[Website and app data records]
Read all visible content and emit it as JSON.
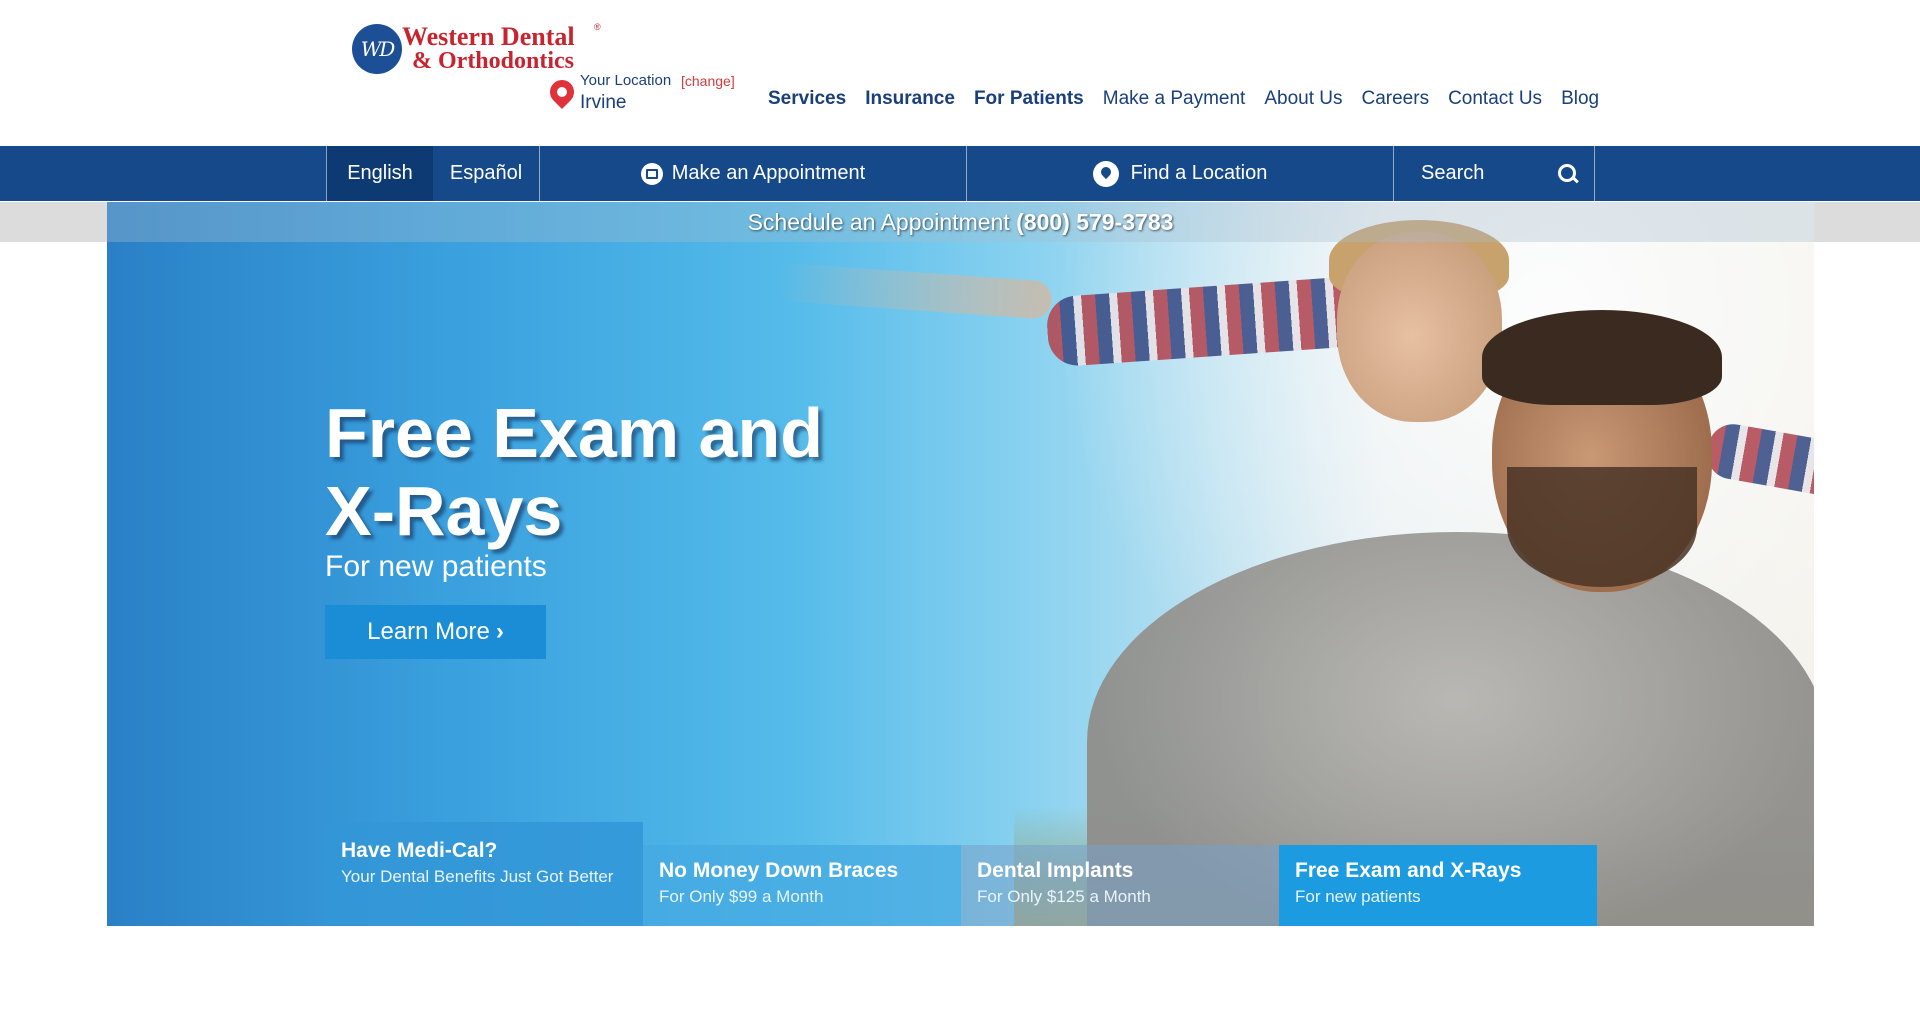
{
  "logo": {
    "monogram": "WD",
    "line1": "Western Dental",
    "line2": "& Orthodontics",
    "registered": "®"
  },
  "location": {
    "label": "Your Location",
    "change": "[change]",
    "city": "Irvine"
  },
  "nav": {
    "items": [
      "Services",
      "Insurance",
      "For Patients",
      "Make a Payment",
      "About Us",
      "Careers",
      "Contact Us",
      "Blog"
    ]
  },
  "toolbar": {
    "english": "English",
    "espanol": "Español",
    "appointment": "Make an Appointment",
    "find_location": "Find a Location",
    "search": "Search"
  },
  "schedule": {
    "text": "Schedule an Appointment",
    "phone": "(800) 579-3783"
  },
  "hero": {
    "title": "Free Exam and X-Rays",
    "subtitle": "For new patients",
    "cta": "Learn More"
  },
  "tabs": [
    {
      "title": "Have Medi-Cal?",
      "desc": "Your Dental Benefits Just Got Better"
    },
    {
      "title": "No Money Down Braces",
      "desc": "For Only $99 a Month"
    },
    {
      "title": "Dental Implants",
      "desc": "For Only $125 a Month"
    },
    {
      "title": "Free Exam and X-Rays",
      "desc": "For new patients"
    }
  ],
  "colors": {
    "brand_red": "#c8242f",
    "brand_blue": "#16498a",
    "cta_blue": "#1a8dd6"
  },
  "icons": {
    "calendar": "calendar-icon",
    "pin": "map-pin-icon",
    "search": "search-icon",
    "chevron": "chevron-right-icon"
  }
}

> _WHAT IS EXPECTED_
Skip every image and output the remaining records exactly.

> _ANSWER FOR THE TASK_
Read all visible content and emit it as JSON.
{
  "logo": {
    "monogram": "WD",
    "line1": "Western Dental",
    "line2": "& Orthodontics",
    "registered": "®"
  },
  "location": {
    "label": "Your Location",
    "change": "[change]",
    "city": "Irvine"
  },
  "nav": {
    "items": [
      "Services",
      "Insurance",
      "For Patients",
      "Make a Payment",
      "About Us",
      "Careers",
      "Contact Us",
      "Blog"
    ]
  },
  "toolbar": {
    "english": "English",
    "espanol": "Español",
    "appointment": "Make an Appointment",
    "find_location": "Find a Location",
    "search": "Search"
  },
  "schedule": {
    "text": "Schedule an Appointment",
    "phone": "(800) 579-3783"
  },
  "hero": {
    "title": "Free Exam and X-Rays",
    "subtitle": "For new patients",
    "cta": "Learn More"
  },
  "tabs": [
    {
      "title": "Have Medi-Cal?",
      "desc": "Your Dental Benefits Just Got Better"
    },
    {
      "title": "No Money Down Braces",
      "desc": "For Only $99 a Month"
    },
    {
      "title": "Dental Implants",
      "desc": "For Only $125 a Month"
    },
    {
      "title": "Free Exam and X-Rays",
      "desc": "For new patients"
    }
  ],
  "colors": {
    "brand_red": "#c8242f",
    "brand_blue": "#16498a",
    "cta_blue": "#1a8dd6"
  },
  "icons": {
    "calendar": "calendar-icon",
    "pin": "map-pin-icon",
    "search": "search-icon",
    "chevron": "chevron-right-icon"
  }
}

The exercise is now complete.